» **PROBLEM STATEMENT**
Look through the listing for the word "value". Copy each line that has it.

» **INPUT DATA**
________________________________________

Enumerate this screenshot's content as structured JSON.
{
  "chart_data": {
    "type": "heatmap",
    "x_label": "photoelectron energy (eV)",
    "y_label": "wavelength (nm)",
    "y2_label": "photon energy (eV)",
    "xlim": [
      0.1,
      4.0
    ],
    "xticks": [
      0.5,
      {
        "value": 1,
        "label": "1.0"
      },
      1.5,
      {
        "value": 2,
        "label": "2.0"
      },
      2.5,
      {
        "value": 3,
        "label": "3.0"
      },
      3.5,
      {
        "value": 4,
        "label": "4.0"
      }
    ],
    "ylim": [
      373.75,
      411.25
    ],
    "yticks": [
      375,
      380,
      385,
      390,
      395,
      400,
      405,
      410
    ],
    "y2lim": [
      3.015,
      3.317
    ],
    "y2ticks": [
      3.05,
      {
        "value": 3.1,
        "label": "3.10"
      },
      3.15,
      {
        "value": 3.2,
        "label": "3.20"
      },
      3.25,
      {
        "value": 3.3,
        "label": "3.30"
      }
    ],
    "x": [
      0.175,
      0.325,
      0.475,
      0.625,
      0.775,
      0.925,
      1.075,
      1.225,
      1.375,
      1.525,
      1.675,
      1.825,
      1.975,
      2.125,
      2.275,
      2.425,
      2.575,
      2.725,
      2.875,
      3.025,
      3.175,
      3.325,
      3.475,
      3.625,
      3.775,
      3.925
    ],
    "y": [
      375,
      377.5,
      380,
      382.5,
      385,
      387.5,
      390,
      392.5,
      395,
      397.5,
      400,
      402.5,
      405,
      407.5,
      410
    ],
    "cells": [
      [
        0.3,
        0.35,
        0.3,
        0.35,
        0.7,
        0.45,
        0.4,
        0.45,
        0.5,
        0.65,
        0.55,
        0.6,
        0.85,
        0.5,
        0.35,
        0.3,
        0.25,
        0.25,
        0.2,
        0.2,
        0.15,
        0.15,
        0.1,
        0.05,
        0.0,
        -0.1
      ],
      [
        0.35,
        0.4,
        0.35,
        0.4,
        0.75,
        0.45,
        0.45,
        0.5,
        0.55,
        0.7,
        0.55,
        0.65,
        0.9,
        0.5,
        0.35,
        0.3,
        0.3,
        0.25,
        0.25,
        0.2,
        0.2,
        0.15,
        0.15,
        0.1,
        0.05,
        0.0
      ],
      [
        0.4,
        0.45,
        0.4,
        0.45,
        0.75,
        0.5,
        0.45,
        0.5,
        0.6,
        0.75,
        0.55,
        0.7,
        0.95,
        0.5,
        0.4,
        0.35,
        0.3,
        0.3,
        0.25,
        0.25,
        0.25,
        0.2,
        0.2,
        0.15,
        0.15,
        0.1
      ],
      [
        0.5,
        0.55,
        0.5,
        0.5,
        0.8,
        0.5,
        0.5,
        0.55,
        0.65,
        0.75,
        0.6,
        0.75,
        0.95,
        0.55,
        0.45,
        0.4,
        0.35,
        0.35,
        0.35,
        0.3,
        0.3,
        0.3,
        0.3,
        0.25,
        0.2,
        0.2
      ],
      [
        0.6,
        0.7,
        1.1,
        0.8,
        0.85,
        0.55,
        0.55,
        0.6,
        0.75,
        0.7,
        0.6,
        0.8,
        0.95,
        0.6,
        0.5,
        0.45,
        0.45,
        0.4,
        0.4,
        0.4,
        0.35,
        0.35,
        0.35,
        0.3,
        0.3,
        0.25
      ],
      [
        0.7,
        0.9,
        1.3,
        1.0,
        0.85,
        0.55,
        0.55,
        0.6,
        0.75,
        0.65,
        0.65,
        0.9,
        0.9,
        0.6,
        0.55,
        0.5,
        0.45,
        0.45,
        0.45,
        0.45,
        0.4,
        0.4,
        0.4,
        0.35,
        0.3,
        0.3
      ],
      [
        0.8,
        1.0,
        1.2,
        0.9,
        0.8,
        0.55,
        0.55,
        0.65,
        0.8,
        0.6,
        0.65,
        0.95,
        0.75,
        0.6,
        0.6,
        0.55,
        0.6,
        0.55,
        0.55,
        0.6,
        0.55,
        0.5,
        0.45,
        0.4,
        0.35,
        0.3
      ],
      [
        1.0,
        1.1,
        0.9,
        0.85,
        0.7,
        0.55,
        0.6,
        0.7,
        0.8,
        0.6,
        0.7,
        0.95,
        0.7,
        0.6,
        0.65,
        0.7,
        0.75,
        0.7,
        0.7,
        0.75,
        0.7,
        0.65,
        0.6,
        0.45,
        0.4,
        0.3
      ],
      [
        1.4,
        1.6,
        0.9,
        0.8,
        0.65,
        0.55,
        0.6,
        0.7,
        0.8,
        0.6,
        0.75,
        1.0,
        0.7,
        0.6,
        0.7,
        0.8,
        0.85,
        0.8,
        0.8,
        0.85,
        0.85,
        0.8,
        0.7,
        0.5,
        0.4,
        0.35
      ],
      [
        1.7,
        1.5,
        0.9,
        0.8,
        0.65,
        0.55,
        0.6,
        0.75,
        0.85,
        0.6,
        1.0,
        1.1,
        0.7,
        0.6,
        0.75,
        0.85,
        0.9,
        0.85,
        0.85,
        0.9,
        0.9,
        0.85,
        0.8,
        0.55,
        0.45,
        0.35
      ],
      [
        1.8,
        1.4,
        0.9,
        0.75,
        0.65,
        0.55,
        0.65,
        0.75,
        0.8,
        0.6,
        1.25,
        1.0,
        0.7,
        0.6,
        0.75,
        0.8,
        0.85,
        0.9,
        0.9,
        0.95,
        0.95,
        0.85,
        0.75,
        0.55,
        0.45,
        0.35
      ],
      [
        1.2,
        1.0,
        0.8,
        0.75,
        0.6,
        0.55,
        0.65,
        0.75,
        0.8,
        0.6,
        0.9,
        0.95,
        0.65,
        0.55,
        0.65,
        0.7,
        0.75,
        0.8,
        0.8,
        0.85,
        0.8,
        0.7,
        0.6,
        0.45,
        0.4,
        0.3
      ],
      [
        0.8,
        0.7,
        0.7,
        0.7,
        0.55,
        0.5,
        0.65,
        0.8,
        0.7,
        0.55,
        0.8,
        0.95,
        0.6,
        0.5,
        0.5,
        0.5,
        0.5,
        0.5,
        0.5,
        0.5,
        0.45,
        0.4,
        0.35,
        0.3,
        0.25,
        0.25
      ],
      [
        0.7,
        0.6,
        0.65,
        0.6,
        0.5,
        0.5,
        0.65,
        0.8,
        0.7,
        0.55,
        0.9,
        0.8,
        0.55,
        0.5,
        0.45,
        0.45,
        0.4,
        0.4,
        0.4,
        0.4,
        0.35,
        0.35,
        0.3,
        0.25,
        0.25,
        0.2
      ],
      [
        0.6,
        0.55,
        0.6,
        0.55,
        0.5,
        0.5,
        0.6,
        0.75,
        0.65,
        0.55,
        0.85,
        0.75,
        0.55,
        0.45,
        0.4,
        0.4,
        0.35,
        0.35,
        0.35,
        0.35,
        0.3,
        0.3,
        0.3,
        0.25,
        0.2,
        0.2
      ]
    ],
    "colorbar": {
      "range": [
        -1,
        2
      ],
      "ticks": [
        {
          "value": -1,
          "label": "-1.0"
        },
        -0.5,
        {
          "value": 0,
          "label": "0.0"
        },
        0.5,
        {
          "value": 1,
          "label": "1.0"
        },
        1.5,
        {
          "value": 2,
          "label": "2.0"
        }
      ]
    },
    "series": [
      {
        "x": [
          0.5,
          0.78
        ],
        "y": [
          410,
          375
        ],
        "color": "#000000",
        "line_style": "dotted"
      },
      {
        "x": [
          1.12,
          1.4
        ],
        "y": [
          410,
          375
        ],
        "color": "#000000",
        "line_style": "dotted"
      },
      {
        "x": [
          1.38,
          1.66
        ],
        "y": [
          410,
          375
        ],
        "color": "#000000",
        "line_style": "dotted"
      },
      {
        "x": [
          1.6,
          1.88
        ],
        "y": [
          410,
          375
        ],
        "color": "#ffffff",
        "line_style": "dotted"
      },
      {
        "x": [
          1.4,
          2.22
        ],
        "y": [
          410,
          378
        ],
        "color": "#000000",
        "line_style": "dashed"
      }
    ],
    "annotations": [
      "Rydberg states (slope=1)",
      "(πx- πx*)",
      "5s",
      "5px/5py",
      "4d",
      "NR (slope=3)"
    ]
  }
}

________________________________________

» **SOLUTION BELOW**
        "value": 1,
        "value": 2,
        "value": 3,
        "value": 4,
        "value": 3.1,
        "value": 3.2,
        "value": 3.3,
          "value": -1,
          "value": 0,
          "value": 1,
          "value": 2,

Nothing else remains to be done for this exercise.